### SUPPLIED MATERIAL

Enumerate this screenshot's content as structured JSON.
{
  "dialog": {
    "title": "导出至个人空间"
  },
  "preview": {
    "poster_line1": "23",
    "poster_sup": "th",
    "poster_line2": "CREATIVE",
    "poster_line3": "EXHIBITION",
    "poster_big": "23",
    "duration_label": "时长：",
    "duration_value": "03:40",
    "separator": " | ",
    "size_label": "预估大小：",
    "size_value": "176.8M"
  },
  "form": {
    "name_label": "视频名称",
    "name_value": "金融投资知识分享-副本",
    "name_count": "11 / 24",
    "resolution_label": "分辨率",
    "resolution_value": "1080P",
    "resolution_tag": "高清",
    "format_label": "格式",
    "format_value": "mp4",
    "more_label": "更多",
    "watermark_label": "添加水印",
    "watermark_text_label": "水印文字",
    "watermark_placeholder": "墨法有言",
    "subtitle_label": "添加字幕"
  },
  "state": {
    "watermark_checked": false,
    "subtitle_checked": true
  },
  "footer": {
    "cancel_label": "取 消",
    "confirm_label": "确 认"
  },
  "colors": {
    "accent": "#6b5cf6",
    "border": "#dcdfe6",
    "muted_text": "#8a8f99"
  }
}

######

- _WRITTEN PROBLEM_: Write the material out again in its entirety, exactly as shown.

- _RESULT OF THE TASK_:
Enumerate this screenshot's content as structured JSON.
{
  "dialog": {
    "title": "导出至个人空间"
  },
  "preview": {
    "poster_line1": "23",
    "poster_sup": "th",
    "poster_line2": "CREATIVE",
    "poster_line3": "EXHIBITION",
    "poster_big": "23",
    "duration_label": "时长：",
    "duration_value": "03:40",
    "separator": " | ",
    "size_label": "预估大小：",
    "size_value": "176.8M"
  },
  "form": {
    "name_label": "视频名称",
    "name_value": "金融投资知识分享-副本",
    "name_count": "11 / 24",
    "resolution_label": "分辨率",
    "resolution_value": "1080P",
    "resolution_tag": "高清",
    "format_label": "格式",
    "format_value": "mp4",
    "more_label": "更多",
    "watermark_label": "添加水印",
    "watermark_text_label": "水印文字",
    "watermark_placeholder": "墨法有言",
    "subtitle_label": "添加字幕"
  },
  "state": {
    "watermark_checked": false,
    "subtitle_checked": true
  },
  "footer": {
    "cancel_label": "取 消",
    "confirm_label": "确 认"
  },
  "colors": {
    "accent": "#6b5cf6",
    "border": "#dcdfe6",
    "muted_text": "#8a8f99"
  }
}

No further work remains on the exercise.